DATA ROWS:
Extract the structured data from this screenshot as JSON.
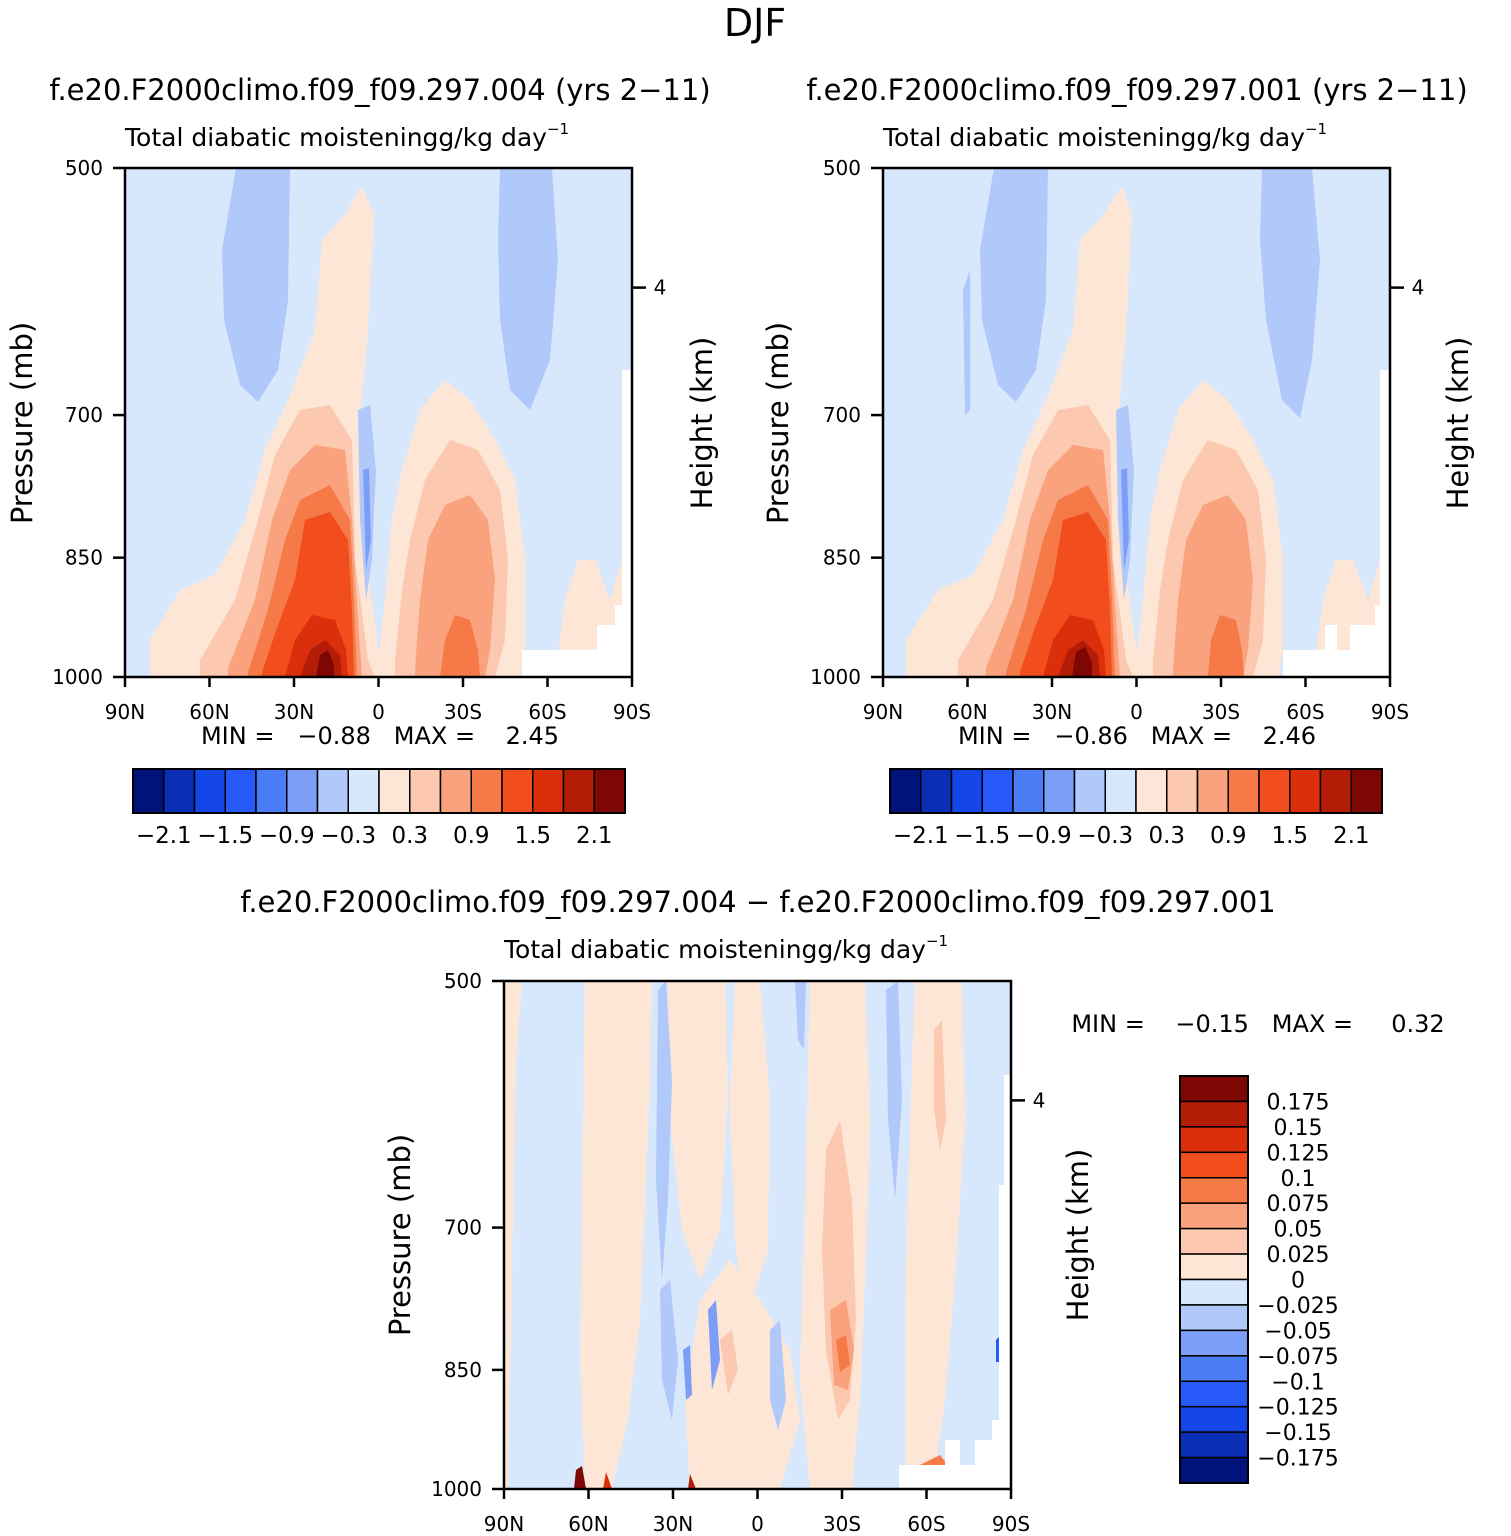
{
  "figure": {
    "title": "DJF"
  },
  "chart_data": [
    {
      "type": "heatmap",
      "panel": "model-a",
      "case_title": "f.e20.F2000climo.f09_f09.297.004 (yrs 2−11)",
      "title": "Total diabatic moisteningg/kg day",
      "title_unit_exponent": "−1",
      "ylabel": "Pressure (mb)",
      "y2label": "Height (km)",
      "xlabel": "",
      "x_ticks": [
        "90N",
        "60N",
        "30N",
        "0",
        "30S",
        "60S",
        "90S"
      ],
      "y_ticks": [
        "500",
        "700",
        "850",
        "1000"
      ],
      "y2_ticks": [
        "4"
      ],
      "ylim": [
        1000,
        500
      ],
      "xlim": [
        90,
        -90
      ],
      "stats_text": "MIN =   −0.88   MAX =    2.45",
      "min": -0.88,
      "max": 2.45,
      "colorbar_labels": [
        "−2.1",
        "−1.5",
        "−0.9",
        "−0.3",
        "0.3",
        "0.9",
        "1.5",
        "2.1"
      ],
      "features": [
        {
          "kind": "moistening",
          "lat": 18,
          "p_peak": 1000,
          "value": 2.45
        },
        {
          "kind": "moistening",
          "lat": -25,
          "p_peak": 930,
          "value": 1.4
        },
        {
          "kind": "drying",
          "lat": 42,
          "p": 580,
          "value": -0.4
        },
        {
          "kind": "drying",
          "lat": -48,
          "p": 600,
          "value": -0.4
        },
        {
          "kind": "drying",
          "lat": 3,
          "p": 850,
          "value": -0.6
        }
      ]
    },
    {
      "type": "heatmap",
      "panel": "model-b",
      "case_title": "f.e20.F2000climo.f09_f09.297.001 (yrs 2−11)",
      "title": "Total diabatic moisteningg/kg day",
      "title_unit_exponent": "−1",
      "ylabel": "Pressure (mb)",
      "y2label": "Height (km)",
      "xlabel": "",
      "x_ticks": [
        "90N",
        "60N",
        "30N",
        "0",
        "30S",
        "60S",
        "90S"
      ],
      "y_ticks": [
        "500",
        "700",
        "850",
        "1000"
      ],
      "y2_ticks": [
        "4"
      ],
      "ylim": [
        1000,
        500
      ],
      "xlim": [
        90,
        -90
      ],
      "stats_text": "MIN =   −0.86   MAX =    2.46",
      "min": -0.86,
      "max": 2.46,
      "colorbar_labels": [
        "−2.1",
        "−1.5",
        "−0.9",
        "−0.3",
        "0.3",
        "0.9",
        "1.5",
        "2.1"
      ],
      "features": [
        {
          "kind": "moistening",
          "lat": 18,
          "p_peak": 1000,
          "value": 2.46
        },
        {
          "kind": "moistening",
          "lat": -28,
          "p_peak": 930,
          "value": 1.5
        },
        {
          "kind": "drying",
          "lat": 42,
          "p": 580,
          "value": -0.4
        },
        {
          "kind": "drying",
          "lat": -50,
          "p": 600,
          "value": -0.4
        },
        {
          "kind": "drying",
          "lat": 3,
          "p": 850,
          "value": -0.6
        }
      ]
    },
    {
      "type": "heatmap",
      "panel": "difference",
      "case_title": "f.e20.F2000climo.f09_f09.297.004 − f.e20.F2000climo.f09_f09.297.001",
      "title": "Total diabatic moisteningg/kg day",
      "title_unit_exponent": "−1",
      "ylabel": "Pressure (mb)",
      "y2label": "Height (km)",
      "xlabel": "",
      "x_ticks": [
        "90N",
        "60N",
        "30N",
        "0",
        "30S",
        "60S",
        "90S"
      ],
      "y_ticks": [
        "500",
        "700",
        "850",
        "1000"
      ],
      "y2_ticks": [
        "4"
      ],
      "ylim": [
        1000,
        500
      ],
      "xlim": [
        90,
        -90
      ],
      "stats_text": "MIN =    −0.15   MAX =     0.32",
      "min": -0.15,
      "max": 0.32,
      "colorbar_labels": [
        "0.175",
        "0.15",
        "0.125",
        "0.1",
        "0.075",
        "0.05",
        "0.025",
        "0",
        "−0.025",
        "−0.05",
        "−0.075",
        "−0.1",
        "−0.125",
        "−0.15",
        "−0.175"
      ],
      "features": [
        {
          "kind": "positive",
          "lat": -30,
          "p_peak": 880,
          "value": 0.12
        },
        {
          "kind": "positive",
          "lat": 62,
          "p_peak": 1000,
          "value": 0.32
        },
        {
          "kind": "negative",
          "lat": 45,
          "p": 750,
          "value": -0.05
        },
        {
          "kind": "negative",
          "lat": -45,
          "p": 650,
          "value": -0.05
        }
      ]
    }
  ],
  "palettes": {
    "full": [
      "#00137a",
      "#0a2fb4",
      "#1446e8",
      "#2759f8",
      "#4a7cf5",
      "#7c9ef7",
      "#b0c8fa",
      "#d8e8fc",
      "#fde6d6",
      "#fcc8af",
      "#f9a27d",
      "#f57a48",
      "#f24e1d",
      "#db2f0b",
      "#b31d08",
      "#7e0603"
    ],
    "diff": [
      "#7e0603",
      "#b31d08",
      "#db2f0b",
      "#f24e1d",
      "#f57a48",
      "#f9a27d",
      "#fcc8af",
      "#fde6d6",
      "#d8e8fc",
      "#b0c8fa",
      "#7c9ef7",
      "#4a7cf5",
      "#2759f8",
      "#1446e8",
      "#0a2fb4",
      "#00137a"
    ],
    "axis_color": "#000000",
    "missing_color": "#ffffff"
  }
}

JOB:
Print the full listing exactly, dropping the pictures.

REPLY TO THE EXERCISE:
Extract the structured data from this screenshot as JSON.
{
  "figure": {
    "title": "DJF"
  },
  "chart_data": [
    {
      "type": "heatmap",
      "panel": "model-a",
      "case_title": "f.e20.F2000climo.f09_f09.297.004 (yrs 2−11)",
      "title": "Total diabatic moisteningg/kg day",
      "title_unit_exponent": "−1",
      "ylabel": "Pressure (mb)",
      "y2label": "Height (km)",
      "xlabel": "",
      "x_ticks": [
        "90N",
        "60N",
        "30N",
        "0",
        "30S",
        "60S",
        "90S"
      ],
      "y_ticks": [
        "500",
        "700",
        "850",
        "1000"
      ],
      "y2_ticks": [
        "4"
      ],
      "ylim": [
        1000,
        500
      ],
      "xlim": [
        90,
        -90
      ],
      "stats_text": "MIN =   −0.88   MAX =    2.45",
      "min": -0.88,
      "max": 2.45,
      "colorbar_labels": [
        "−2.1",
        "−1.5",
        "−0.9",
        "−0.3",
        "0.3",
        "0.9",
        "1.5",
        "2.1"
      ],
      "features": [
        {
          "kind": "moistening",
          "lat": 18,
          "p_peak": 1000,
          "value": 2.45
        },
        {
          "kind": "moistening",
          "lat": -25,
          "p_peak": 930,
          "value": 1.4
        },
        {
          "kind": "drying",
          "lat": 42,
          "p": 580,
          "value": -0.4
        },
        {
          "kind": "drying",
          "lat": -48,
          "p": 600,
          "value": -0.4
        },
        {
          "kind": "drying",
          "lat": 3,
          "p": 850,
          "value": -0.6
        }
      ]
    },
    {
      "type": "heatmap",
      "panel": "model-b",
      "case_title": "f.e20.F2000climo.f09_f09.297.001 (yrs 2−11)",
      "title": "Total diabatic moisteningg/kg day",
      "title_unit_exponent": "−1",
      "ylabel": "Pressure (mb)",
      "y2label": "Height (km)",
      "xlabel": "",
      "x_ticks": [
        "90N",
        "60N",
        "30N",
        "0",
        "30S",
        "60S",
        "90S"
      ],
      "y_ticks": [
        "500",
        "700",
        "850",
        "1000"
      ],
      "y2_ticks": [
        "4"
      ],
      "ylim": [
        1000,
        500
      ],
      "xlim": [
        90,
        -90
      ],
      "stats_text": "MIN =   −0.86   MAX =    2.46",
      "min": -0.86,
      "max": 2.46,
      "colorbar_labels": [
        "−2.1",
        "−1.5",
        "−0.9",
        "−0.3",
        "0.3",
        "0.9",
        "1.5",
        "2.1"
      ],
      "features": [
        {
          "kind": "moistening",
          "lat": 18,
          "p_peak": 1000,
          "value": 2.46
        },
        {
          "kind": "moistening",
          "lat": -28,
          "p_peak": 930,
          "value": 1.5
        },
        {
          "kind": "drying",
          "lat": 42,
          "p": 580,
          "value": -0.4
        },
        {
          "kind": "drying",
          "lat": -50,
          "p": 600,
          "value": -0.4
        },
        {
          "kind": "drying",
          "lat": 3,
          "p": 850,
          "value": -0.6
        }
      ]
    },
    {
      "type": "heatmap",
      "panel": "difference",
      "case_title": "f.e20.F2000climo.f09_f09.297.004 − f.e20.F2000climo.f09_f09.297.001",
      "title": "Total diabatic moisteningg/kg day",
      "title_unit_exponent": "−1",
      "ylabel": "Pressure (mb)",
      "y2label": "Height (km)",
      "xlabel": "",
      "x_ticks": [
        "90N",
        "60N",
        "30N",
        "0",
        "30S",
        "60S",
        "90S"
      ],
      "y_ticks": [
        "500",
        "700",
        "850",
        "1000"
      ],
      "y2_ticks": [
        "4"
      ],
      "ylim": [
        1000,
        500
      ],
      "xlim": [
        90,
        -90
      ],
      "stats_text": "MIN =    −0.15   MAX =     0.32",
      "min": -0.15,
      "max": 0.32,
      "colorbar_labels": [
        "0.175",
        "0.15",
        "0.125",
        "0.1",
        "0.075",
        "0.05",
        "0.025",
        "0",
        "−0.025",
        "−0.05",
        "−0.075",
        "−0.1",
        "−0.125",
        "−0.15",
        "−0.175"
      ],
      "features": [
        {
          "kind": "positive",
          "lat": -30,
          "p_peak": 880,
          "value": 0.12
        },
        {
          "kind": "positive",
          "lat": 62,
          "p_peak": 1000,
          "value": 0.32
        },
        {
          "kind": "negative",
          "lat": 45,
          "p": 750,
          "value": -0.05
        },
        {
          "kind": "negative",
          "lat": -45,
          "p": 650,
          "value": -0.05
        }
      ]
    }
  ],
  "palettes": {
    "full": [
      "#00137a",
      "#0a2fb4",
      "#1446e8",
      "#2759f8",
      "#4a7cf5",
      "#7c9ef7",
      "#b0c8fa",
      "#d8e8fc",
      "#fde6d6",
      "#fcc8af",
      "#f9a27d",
      "#f57a48",
      "#f24e1d",
      "#db2f0b",
      "#b31d08",
      "#7e0603"
    ],
    "diff": [
      "#7e0603",
      "#b31d08",
      "#db2f0b",
      "#f24e1d",
      "#f57a48",
      "#f9a27d",
      "#fcc8af",
      "#fde6d6",
      "#d8e8fc",
      "#b0c8fa",
      "#7c9ef7",
      "#4a7cf5",
      "#2759f8",
      "#1446e8",
      "#0a2fb4",
      "#00137a"
    ],
    "axis_color": "#000000",
    "missing_color": "#ffffff"
  }
}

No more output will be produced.